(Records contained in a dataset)
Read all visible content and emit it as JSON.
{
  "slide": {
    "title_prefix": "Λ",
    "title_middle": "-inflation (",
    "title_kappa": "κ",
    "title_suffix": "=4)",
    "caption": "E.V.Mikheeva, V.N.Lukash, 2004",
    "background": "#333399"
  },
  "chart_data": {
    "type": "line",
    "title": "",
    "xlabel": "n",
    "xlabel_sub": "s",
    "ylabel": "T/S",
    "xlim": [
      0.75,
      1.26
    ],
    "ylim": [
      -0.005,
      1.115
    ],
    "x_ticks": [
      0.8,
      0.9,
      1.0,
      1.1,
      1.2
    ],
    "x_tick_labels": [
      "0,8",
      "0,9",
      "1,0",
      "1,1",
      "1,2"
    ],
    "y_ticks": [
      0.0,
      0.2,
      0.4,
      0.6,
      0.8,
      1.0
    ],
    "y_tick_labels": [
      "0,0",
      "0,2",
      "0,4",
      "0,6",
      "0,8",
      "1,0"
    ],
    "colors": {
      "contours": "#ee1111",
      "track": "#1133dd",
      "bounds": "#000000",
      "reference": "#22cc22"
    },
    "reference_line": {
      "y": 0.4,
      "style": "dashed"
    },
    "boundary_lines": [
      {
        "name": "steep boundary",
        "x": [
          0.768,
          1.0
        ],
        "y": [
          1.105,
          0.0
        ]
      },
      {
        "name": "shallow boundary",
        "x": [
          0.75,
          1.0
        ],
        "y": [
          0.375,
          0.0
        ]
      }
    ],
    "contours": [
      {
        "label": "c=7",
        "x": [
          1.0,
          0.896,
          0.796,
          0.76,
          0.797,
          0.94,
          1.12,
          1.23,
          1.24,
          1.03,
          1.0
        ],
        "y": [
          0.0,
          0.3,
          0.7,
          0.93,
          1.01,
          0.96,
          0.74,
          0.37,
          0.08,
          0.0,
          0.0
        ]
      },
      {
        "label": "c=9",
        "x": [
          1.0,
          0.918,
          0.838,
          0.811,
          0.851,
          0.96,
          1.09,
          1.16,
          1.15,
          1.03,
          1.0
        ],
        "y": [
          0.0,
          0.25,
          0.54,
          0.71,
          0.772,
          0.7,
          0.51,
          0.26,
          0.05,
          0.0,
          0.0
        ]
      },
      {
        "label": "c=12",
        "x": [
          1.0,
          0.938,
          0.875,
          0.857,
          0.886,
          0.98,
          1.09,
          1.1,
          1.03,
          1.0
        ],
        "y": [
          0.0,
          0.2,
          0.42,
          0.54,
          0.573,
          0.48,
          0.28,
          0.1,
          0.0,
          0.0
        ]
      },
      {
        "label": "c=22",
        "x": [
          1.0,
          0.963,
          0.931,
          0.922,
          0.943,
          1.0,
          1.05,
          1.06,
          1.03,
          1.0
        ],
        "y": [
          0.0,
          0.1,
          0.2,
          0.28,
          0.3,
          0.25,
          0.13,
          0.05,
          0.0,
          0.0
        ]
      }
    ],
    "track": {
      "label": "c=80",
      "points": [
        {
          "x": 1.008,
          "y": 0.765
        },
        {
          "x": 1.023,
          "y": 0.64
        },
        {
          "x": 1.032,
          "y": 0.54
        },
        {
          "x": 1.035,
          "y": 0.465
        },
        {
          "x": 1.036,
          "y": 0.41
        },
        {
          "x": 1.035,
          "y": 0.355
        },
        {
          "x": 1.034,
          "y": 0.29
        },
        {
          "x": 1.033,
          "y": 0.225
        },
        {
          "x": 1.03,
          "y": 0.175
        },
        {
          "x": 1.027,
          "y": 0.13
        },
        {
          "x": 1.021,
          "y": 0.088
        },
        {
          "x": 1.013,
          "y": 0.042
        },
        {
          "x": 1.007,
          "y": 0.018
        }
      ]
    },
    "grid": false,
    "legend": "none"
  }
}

(WORK INSTRUCTIONS): From the records above, extract everything verbatim.

(RESULT FOR THIS EXERCISE):
Read all visible content and emit it as JSON.
{
  "slide": {
    "title_prefix": "Λ",
    "title_middle": "-inflation (",
    "title_kappa": "κ",
    "title_suffix": "=4)",
    "caption": "E.V.Mikheeva, V.N.Lukash, 2004",
    "background": "#333399"
  },
  "chart_data": {
    "type": "line",
    "title": "",
    "xlabel": "n",
    "xlabel_sub": "s",
    "ylabel": "T/S",
    "xlim": [
      0.75,
      1.26
    ],
    "ylim": [
      -0.005,
      1.115
    ],
    "x_ticks": [
      0.8,
      0.9,
      1.0,
      1.1,
      1.2
    ],
    "x_tick_labels": [
      "0,8",
      "0,9",
      "1,0",
      "1,1",
      "1,2"
    ],
    "y_ticks": [
      0.0,
      0.2,
      0.4,
      0.6,
      0.8,
      1.0
    ],
    "y_tick_labels": [
      "0,0",
      "0,2",
      "0,4",
      "0,6",
      "0,8",
      "1,0"
    ],
    "colors": {
      "contours": "#ee1111",
      "track": "#1133dd",
      "bounds": "#000000",
      "reference": "#22cc22"
    },
    "reference_line": {
      "y": 0.4,
      "style": "dashed"
    },
    "boundary_lines": [
      {
        "name": "steep boundary",
        "x": [
          0.768,
          1.0
        ],
        "y": [
          1.105,
          0.0
        ]
      },
      {
        "name": "shallow boundary",
        "x": [
          0.75,
          1.0
        ],
        "y": [
          0.375,
          0.0
        ]
      }
    ],
    "contours": [
      {
        "label": "c=7",
        "x": [
          1.0,
          0.896,
          0.796,
          0.76,
          0.797,
          0.94,
          1.12,
          1.23,
          1.24,
          1.03,
          1.0
        ],
        "y": [
          0.0,
          0.3,
          0.7,
          0.93,
          1.01,
          0.96,
          0.74,
          0.37,
          0.08,
          0.0,
          0.0
        ]
      },
      {
        "label": "c=9",
        "x": [
          1.0,
          0.918,
          0.838,
          0.811,
          0.851,
          0.96,
          1.09,
          1.16,
          1.15,
          1.03,
          1.0
        ],
        "y": [
          0.0,
          0.25,
          0.54,
          0.71,
          0.772,
          0.7,
          0.51,
          0.26,
          0.05,
          0.0,
          0.0
        ]
      },
      {
        "label": "c=12",
        "x": [
          1.0,
          0.938,
          0.875,
          0.857,
          0.886,
          0.98,
          1.09,
          1.1,
          1.03,
          1.0
        ],
        "y": [
          0.0,
          0.2,
          0.42,
          0.54,
          0.573,
          0.48,
          0.28,
          0.1,
          0.0,
          0.0
        ]
      },
      {
        "label": "c=22",
        "x": [
          1.0,
          0.963,
          0.931,
          0.922,
          0.943,
          1.0,
          1.05,
          1.06,
          1.03,
          1.0
        ],
        "y": [
          0.0,
          0.1,
          0.2,
          0.28,
          0.3,
          0.25,
          0.13,
          0.05,
          0.0,
          0.0
        ]
      }
    ],
    "track": {
      "label": "c=80",
      "points": [
        {
          "x": 1.008,
          "y": 0.765
        },
        {
          "x": 1.023,
          "y": 0.64
        },
        {
          "x": 1.032,
          "y": 0.54
        },
        {
          "x": 1.035,
          "y": 0.465
        },
        {
          "x": 1.036,
          "y": 0.41
        },
        {
          "x": 1.035,
          "y": 0.355
        },
        {
          "x": 1.034,
          "y": 0.29
        },
        {
          "x": 1.033,
          "y": 0.225
        },
        {
          "x": 1.03,
          "y": 0.175
        },
        {
          "x": 1.027,
          "y": 0.13
        },
        {
          "x": 1.021,
          "y": 0.088
        },
        {
          "x": 1.013,
          "y": 0.042
        },
        {
          "x": 1.007,
          "y": 0.018
        }
      ]
    },
    "grid": false,
    "legend": "none"
  }
}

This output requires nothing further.